> [TRECHO DO TEXTO]:
Se não houvesse essa cultura missionária, em primeiro lugar, é claro que não haveria expansão do cristianismo; e ainda hoje há igrejas que se tornaram praticamente fenômenos étnicos, nas quais o impulso universalista se dissolveu em parte ou completamente. Mas a linha central da tradição cristã, tanto católica quanto protestante, mantém a consciência e a cultura missionária, e isso mantém essas igrejas vivas e oxigenadas, voltadas para além de si mesmas, contemplando o mundo e as pessoas, e compartilhando o Evangelho renovadamente, de geração em geração.
Mas, além desse “tronco” da vitalidade eclesiástica, o cristianismo trabalhou para constituir duas outras “escoras” para o seu crescimento, que inadvertidamente se tornaram bênçãos para a civilização ocidental, incluindo cristãos e não cristãos. Para usar uma metáfora ambiental: esses dois elementos constituiriam uma espécie de “nicho ecológico” apropriado para o florescimento religioso.
Três colunas sustentam o espaço de vida e crescimento religioso das igrejas: a família, a liberdade religiosa e a cultura missionária cristã.

> [LISTAGEM]:
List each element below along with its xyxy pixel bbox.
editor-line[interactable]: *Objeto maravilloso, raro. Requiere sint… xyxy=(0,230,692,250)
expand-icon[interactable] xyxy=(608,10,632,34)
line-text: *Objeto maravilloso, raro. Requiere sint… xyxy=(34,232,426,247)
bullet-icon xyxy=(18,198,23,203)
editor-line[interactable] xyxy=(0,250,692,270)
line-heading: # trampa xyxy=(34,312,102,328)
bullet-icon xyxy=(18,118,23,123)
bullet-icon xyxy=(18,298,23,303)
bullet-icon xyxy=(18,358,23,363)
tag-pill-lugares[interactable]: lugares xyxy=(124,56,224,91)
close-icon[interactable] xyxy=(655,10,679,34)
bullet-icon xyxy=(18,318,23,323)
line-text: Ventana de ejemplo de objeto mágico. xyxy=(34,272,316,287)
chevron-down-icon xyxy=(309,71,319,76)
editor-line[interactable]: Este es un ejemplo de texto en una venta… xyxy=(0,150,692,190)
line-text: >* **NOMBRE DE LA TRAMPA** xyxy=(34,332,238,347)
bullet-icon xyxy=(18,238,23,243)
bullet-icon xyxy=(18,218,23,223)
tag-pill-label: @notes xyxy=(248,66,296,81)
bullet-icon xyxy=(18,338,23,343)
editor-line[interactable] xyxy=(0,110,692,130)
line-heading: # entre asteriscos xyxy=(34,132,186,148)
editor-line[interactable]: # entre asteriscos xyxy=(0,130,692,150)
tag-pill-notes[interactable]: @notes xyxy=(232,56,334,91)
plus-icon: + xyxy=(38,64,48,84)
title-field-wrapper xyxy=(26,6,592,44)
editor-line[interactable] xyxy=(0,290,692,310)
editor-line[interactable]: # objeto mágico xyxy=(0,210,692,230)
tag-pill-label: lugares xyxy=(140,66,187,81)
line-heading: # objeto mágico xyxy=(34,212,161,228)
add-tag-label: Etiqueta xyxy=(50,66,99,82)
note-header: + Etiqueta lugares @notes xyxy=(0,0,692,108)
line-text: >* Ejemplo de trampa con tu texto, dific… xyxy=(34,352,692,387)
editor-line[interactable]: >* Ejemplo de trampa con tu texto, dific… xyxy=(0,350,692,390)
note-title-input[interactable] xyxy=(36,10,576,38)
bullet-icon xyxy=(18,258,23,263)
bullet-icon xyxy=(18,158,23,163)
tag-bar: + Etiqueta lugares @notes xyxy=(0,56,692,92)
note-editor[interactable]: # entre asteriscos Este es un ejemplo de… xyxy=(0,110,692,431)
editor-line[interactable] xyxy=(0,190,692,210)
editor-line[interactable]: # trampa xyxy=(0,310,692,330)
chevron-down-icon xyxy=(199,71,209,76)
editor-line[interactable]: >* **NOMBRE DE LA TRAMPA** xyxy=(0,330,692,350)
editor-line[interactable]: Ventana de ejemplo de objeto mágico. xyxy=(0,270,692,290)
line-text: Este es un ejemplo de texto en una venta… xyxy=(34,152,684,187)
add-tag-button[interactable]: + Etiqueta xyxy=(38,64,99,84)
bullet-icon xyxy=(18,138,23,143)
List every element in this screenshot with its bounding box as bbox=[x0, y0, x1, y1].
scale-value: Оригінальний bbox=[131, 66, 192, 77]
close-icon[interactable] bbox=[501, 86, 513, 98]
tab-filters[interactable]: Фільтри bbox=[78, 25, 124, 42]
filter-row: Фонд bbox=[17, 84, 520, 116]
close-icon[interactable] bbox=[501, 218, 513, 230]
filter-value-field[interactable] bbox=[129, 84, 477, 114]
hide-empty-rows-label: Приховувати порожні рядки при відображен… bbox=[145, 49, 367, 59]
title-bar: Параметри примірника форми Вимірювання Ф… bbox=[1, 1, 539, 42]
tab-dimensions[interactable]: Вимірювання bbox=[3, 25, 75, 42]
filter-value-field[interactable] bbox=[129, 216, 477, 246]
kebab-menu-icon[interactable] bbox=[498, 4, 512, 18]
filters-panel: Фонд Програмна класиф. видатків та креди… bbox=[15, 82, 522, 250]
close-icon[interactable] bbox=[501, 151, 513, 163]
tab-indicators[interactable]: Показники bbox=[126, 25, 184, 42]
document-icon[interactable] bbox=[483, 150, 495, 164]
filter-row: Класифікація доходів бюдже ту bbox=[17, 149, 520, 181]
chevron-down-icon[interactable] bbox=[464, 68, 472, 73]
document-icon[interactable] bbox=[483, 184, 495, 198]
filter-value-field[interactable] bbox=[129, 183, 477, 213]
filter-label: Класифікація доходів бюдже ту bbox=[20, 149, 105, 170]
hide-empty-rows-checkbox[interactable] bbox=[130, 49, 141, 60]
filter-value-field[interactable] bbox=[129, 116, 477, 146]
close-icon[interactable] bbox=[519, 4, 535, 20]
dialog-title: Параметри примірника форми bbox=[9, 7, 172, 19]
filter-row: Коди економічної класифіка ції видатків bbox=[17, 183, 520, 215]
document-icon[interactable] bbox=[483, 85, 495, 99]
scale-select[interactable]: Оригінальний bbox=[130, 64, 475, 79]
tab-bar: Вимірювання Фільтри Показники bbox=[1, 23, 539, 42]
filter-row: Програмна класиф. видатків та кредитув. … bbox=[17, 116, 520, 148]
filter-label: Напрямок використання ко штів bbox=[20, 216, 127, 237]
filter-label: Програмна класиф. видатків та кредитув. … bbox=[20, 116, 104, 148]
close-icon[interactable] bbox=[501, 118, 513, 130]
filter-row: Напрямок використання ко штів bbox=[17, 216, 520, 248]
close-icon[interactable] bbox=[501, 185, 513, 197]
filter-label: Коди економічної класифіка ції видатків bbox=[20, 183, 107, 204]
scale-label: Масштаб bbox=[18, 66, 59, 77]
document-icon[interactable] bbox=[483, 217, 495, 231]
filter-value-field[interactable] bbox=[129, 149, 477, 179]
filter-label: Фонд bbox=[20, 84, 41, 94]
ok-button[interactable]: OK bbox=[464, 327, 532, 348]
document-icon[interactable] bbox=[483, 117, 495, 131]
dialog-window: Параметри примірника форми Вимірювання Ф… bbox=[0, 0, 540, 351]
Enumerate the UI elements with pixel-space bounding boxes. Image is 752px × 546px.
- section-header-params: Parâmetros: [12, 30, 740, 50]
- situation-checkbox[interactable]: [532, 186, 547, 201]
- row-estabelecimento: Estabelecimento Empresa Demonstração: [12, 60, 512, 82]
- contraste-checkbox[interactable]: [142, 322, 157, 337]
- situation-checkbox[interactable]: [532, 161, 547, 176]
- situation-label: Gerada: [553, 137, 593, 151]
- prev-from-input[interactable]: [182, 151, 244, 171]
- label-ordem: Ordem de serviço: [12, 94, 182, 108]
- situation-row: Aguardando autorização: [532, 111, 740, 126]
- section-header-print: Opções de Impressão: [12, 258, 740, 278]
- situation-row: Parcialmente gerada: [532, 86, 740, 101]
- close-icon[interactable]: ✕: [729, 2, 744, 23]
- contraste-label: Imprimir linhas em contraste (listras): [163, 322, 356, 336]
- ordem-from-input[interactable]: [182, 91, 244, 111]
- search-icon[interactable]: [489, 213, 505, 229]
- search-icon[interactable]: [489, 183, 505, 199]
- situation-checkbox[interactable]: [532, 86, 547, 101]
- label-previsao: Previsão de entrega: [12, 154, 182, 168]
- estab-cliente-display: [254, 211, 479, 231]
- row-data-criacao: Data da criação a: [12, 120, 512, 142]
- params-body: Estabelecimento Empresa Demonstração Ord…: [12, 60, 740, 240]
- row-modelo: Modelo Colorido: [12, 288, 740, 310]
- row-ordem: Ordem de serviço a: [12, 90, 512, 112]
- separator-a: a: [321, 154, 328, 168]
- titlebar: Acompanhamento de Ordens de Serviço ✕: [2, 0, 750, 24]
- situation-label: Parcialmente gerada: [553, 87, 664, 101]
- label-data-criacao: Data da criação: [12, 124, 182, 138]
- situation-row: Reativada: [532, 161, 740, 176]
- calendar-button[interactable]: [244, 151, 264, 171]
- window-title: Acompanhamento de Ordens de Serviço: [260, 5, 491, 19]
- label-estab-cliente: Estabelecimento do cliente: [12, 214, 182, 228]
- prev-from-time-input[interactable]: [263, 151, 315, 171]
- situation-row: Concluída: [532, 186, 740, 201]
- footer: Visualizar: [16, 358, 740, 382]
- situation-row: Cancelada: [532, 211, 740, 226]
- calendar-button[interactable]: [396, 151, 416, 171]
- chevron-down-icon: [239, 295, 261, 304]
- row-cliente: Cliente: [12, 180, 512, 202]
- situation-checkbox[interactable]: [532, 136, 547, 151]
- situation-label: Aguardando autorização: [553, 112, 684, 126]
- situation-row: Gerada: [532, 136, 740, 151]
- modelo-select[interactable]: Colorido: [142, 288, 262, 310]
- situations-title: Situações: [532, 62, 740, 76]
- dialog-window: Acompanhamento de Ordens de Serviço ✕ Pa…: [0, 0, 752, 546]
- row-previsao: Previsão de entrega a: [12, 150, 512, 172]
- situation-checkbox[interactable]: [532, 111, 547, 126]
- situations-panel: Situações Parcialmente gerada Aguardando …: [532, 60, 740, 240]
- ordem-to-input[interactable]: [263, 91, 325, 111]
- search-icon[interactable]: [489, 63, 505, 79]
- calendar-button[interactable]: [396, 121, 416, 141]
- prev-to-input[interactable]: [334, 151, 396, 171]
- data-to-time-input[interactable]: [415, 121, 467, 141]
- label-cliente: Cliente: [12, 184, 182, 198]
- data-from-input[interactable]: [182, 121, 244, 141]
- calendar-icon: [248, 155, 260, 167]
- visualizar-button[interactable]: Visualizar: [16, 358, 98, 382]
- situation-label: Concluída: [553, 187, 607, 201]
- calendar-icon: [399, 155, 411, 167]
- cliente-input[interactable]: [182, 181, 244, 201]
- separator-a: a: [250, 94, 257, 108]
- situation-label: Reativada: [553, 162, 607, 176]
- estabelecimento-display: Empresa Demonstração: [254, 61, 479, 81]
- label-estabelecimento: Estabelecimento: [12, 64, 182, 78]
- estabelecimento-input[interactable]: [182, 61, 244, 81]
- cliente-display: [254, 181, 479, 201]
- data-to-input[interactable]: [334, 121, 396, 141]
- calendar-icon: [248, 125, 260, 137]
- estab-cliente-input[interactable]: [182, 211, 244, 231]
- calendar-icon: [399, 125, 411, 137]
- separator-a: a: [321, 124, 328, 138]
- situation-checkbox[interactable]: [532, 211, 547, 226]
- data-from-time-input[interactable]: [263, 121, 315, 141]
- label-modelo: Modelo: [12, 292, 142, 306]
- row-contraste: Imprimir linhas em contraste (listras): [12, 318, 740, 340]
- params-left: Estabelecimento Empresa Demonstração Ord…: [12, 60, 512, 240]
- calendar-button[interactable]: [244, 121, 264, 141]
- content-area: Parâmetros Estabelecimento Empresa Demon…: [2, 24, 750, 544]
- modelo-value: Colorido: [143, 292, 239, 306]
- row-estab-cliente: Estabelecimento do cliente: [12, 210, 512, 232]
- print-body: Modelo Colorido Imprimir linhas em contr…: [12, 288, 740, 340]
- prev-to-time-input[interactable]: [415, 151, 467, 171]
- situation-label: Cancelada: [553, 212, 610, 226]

> [OBJETIVO DA TAREFA]: Reproduza o trecho começando em "Se não houvesse" e indo até "geração em geração.". Troque "cultura missionária" por "vocação missionária" sempre que aparecer.

> [RESPOSTA DO EXERCÍCIO]:
Se não houvesse essa vocação missionária, em primeiro lugar, é claro que não haveria expansão do cristianismo; e ainda hoje há igrejas que se tornaram praticamente fenômenos étnicos, nas quais o impulso universalista se dissolveu em parte ou completamente. Mas a linha central da tradição cristã, tanto católica quanto protestante, mantém a consciência e a vocação missionária, e isso mantém essas igrejas vivas e oxigenadas, voltadas para além de si mesmas, contemplando o mundo e as pessoas, e compartilhando o Evangelho renovadamente, de geração em geração.